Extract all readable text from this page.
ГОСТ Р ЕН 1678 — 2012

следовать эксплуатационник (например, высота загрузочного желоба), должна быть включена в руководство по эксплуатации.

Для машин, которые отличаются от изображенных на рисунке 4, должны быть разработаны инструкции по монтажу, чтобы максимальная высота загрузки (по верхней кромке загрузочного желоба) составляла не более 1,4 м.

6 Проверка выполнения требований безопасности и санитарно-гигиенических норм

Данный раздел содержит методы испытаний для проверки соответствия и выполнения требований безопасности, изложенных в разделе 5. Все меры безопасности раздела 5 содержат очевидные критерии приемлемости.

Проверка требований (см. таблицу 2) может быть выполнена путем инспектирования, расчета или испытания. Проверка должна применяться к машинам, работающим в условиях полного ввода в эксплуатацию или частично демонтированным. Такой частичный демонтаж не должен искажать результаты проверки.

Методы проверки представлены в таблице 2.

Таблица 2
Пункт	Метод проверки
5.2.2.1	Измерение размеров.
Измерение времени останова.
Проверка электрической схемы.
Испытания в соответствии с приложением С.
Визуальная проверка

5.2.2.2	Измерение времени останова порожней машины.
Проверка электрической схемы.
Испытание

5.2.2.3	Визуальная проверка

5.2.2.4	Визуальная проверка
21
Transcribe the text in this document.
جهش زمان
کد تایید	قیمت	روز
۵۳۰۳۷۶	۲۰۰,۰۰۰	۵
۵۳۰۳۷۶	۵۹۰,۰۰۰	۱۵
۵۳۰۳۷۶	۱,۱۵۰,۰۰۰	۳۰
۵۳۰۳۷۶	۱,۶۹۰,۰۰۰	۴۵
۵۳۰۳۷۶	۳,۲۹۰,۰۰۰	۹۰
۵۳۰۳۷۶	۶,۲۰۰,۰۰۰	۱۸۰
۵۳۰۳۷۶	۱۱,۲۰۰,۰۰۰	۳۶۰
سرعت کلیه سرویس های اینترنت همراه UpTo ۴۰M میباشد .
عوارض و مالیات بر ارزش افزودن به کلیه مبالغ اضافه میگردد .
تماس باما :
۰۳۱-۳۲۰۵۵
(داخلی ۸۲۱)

********

* _Exercise objective_
Reproduce exactly the line that holds "Transcribe the text in this document.", then every line after it, ending with the final line of the records above.

* _Response to the exercise_
Transcribe the text in this document.
جهش زمان
کد تایید	قیمت	روز
۵۳۰۳۷۶	۲۰۰,۰۰۰	۵
۵۳۰۳۷۶	۵۹۰,۰۰۰	۱۵
۵۳۰۳۷۶	۱,۱۵۰,۰۰۰	۳۰
۵۳۰۳۷۶	۱,۶۹۰,۰۰۰	۴۵
۵۳۰۳۷۶	۳,۲۹۰,۰۰۰	۹۰
۵۳۰۳۷۶	۶,۲۰۰,۰۰۰	۱۸۰
۵۳۰۳۷۶	۱۱,۲۰۰,۰۰۰	۳۶۰
سرعت کلیه سرویس های اینترنت همراه UpTo ۴۰M میباشد .
عوارض و مالیات بر ارزش افزودن به کلیه مبالغ اضافه میگردد .
تماس باما :
۰۳۱-۳۲۰۵۵
(داخلی ۸۲۱)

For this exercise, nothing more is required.